PROMPT
Reproduce all of the records exactly.

Entries with figure data
☆ ☆ ☆ ☆ ☆
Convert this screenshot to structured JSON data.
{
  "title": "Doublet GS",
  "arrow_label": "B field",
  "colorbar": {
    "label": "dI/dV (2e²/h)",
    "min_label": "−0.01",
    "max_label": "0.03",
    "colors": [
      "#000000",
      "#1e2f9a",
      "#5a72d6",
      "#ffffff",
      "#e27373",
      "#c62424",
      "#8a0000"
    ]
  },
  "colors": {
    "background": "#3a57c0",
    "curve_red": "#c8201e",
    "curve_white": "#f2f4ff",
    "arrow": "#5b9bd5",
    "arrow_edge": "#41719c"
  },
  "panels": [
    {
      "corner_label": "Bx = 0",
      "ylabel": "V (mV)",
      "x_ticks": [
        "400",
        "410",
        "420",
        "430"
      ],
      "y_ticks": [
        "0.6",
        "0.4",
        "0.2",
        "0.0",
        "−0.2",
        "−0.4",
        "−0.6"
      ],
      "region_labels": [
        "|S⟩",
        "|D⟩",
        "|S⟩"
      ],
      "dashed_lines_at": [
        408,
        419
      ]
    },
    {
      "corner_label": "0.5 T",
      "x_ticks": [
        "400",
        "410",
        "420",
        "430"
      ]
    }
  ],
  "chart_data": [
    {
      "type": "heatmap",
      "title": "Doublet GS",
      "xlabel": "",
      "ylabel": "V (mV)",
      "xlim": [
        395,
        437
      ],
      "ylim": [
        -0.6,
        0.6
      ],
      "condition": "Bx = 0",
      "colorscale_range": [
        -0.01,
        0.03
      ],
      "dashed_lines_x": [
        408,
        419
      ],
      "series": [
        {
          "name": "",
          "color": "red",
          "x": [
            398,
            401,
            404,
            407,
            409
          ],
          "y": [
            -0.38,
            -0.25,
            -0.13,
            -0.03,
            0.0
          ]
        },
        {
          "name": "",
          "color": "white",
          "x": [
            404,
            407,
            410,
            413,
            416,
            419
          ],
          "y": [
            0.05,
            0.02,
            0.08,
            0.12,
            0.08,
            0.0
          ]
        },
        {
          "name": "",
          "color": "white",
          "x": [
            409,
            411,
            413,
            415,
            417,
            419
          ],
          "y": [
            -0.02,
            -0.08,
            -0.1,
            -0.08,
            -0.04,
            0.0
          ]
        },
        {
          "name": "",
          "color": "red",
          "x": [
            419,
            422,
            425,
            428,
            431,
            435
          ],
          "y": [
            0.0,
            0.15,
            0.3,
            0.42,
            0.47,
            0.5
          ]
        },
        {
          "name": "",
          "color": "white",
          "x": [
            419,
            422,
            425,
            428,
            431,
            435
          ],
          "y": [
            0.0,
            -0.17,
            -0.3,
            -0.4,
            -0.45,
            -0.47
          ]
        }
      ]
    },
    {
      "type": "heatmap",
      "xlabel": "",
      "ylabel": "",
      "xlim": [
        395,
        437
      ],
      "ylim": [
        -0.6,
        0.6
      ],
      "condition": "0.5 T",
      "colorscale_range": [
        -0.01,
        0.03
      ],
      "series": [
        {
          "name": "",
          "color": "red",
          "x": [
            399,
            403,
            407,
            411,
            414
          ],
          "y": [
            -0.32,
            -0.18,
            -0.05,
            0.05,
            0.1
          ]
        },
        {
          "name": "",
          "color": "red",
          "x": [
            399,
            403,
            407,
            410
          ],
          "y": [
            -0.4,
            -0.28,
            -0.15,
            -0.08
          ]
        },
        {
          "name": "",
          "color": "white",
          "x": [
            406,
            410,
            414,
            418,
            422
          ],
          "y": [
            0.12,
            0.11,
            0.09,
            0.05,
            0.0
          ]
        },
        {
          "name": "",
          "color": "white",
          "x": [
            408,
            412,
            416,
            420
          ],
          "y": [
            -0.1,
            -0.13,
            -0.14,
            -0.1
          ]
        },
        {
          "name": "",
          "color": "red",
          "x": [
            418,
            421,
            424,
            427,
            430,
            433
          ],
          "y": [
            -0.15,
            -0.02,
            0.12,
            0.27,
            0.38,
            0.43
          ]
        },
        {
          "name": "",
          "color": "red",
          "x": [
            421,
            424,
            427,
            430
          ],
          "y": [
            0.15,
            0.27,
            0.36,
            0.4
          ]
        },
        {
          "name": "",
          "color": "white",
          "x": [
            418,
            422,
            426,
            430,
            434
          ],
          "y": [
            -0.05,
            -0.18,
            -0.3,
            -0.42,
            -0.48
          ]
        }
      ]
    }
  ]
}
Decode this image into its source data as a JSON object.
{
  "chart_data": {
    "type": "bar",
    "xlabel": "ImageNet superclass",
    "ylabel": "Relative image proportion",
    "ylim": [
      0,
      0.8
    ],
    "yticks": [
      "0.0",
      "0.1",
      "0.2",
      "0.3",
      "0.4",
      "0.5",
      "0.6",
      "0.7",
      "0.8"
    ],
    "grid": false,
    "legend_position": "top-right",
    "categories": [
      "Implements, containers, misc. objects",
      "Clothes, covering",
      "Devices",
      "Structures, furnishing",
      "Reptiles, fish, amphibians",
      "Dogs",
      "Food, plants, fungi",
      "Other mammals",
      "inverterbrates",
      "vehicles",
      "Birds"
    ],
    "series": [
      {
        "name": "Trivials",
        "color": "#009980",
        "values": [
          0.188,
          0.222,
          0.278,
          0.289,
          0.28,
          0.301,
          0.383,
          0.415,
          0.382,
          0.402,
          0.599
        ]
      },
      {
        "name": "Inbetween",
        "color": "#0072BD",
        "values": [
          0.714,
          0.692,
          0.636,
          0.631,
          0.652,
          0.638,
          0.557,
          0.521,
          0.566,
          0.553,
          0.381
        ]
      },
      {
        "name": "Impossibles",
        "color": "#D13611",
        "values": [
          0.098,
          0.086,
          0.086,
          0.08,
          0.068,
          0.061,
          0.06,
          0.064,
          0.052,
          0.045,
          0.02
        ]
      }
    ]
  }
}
☆ ☆ ☆ ☆ ☆
COMPLETED TASK
Convert this screenshot to structured JSON data.
{
  "title": "Doublet GS",
  "arrow_label": "B field",
  "colorbar": {
    "label": "dI/dV (2e²/h)",
    "min_label": "−0.01",
    "max_label": "0.03",
    "colors": [
      "#000000",
      "#1e2f9a",
      "#5a72d6",
      "#ffffff",
      "#e27373",
      "#c62424",
      "#8a0000"
    ]
  },
  "colors": {
    "background": "#3a57c0",
    "curve_red": "#c8201e",
    "curve_white": "#f2f4ff",
    "arrow": "#5b9bd5",
    "arrow_edge": "#41719c"
  },
  "panels": [
    {
      "corner_label": "Bx = 0",
      "ylabel": "V (mV)",
      "x_ticks": [
        "400",
        "410",
        "420",
        "430"
      ],
      "y_ticks": [
        "0.6",
        "0.4",
        "0.2",
        "0.0",
        "−0.2",
        "−0.4",
        "−0.6"
      ],
      "region_labels": [
        "|S⟩",
        "|D⟩",
        "|S⟩"
      ],
      "dashed_lines_at": [
        408,
        419
      ]
    },
    {
      "corner_label": "0.5 T",
      "x_ticks": [
        "400",
        "410",
        "420",
        "430"
      ]
    }
  ],
  "chart_data": [
    {
      "type": "heatmap",
      "title": "Doublet GS",
      "xlabel": "",
      "ylabel": "V (mV)",
      "xlim": [
        395,
        437
      ],
      "ylim": [
        -0.6,
        0.6
      ],
      "condition": "Bx = 0",
      "colorscale_range": [
        -0.01,
        0.03
      ],
      "dashed_lines_x": [
        408,
        419
      ],
      "series": [
        {
          "name": "",
          "color": "red",
          "x": [
            398,
            401,
            404,
            407,
            409
          ],
          "y": [
            -0.38,
            -0.25,
            -0.13,
            -0.03,
            0.0
          ]
        },
        {
          "name": "",
          "color": "white",
          "x": [
            404,
            407,
            410,
            413,
            416,
            419
          ],
          "y": [
            0.05,
            0.02,
            0.08,
            0.12,
            0.08,
            0.0
          ]
        },
        {
          "name": "",
          "color": "white",
          "x": [
            409,
            411,
            413,
            415,
            417,
            419
          ],
          "y": [
            -0.02,
            -0.08,
            -0.1,
            -0.08,
            -0.04,
            0.0
          ]
        },
        {
          "name": "",
          "color": "red",
          "x": [
            419,
            422,
            425,
            428,
            431,
            435
          ],
          "y": [
            0.0,
            0.15,
            0.3,
            0.42,
            0.47,
            0.5
          ]
        },
        {
          "name": "",
          "color": "white",
          "x": [
            419,
            422,
            425,
            428,
            431,
            435
          ],
          "y": [
            0.0,
            -0.17,
            -0.3,
            -0.4,
            -0.45,
            -0.47
          ]
        }
      ]
    },
    {
      "type": "heatmap",
      "xlabel": "",
      "ylabel": "",
      "xlim": [
        395,
        437
      ],
      "ylim": [
        -0.6,
        0.6
      ],
      "condition": "0.5 T",
      "colorscale_range": [
        -0.01,
        0.03
      ],
      "series": [
        {
          "name": "",
          "color": "red",
          "x": [
            399,
            403,
            407,
            411,
            414
          ],
          "y": [
            -0.32,
            -0.18,
            -0.05,
            0.05,
            0.1
          ]
        },
        {
          "name": "",
          "color": "red",
          "x": [
            399,
            403,
            407,
            410
          ],
          "y": [
            -0.4,
            -0.28,
            -0.15,
            -0.08
          ]
        },
        {
          "name": "",
          "color": "white",
          "x": [
            406,
            410,
            414,
            418,
            422
          ],
          "y": [
            0.12,
            0.11,
            0.09,
            0.05,
            0.0
          ]
        },
        {
          "name": "",
          "color": "white",
          "x": [
            408,
            412,
            416,
            420
          ],
          "y": [
            -0.1,
            -0.13,
            -0.14,
            -0.1
          ]
        },
        {
          "name": "",
          "color": "red",
          "x": [
            418,
            421,
            424,
            427,
            430,
            433
          ],
          "y": [
            -0.15,
            -0.02,
            0.12,
            0.27,
            0.38,
            0.43
          ]
        },
        {
          "name": "",
          "color": "red",
          "x": [
            421,
            424,
            427,
            430
          ],
          "y": [
            0.15,
            0.27,
            0.36,
            0.4
          ]
        },
        {
          "name": "",
          "color": "white",
          "x": [
            418,
            422,
            426,
            430,
            434
          ],
          "y": [
            -0.05,
            -0.18,
            -0.3,
            -0.42,
            -0.48
          ]
        }
      ]
    }
  ]
}
Decode this image into its source data as a JSON object.
{
  "chart_data": {
    "type": "bar",
    "xlabel": "ImageNet superclass",
    "ylabel": "Relative image proportion",
    "ylim": [
      0,
      0.8
    ],
    "yticks": [
      "0.0",
      "0.1",
      "0.2",
      "0.3",
      "0.4",
      "0.5",
      "0.6",
      "0.7",
      "0.8"
    ],
    "grid": false,
    "legend_position": "top-right",
    "categories": [
      "Implements, containers, misc. objects",
      "Clothes, covering",
      "Devices",
      "Structures, furnishing",
      "Reptiles, fish, amphibians",
      "Dogs",
      "Food, plants, fungi",
      "Other mammals",
      "inverterbrates",
      "vehicles",
      "Birds"
    ],
    "series": [
      {
        "name": "Trivials",
        "color": "#009980",
        "values": [
          0.188,
          0.222,
          0.278,
          0.289,
          0.28,
          0.301,
          0.383,
          0.415,
          0.382,
          0.402,
          0.599
        ]
      },
      {
        "name": "Inbetween",
        "color": "#0072BD",
        "values": [
          0.714,
          0.692,
          0.636,
          0.631,
          0.652,
          0.638,
          0.557,
          0.521,
          0.566,
          0.553,
          0.381
        ]
      },
      {
        "name": "Impossibles",
        "color": "#D13611",
        "values": [
          0.098,
          0.086,
          0.086,
          0.08,
          0.068,
          0.061,
          0.06,
          0.064,
          0.052,
          0.045,
          0.02
        ]
      }
    ]
  }
}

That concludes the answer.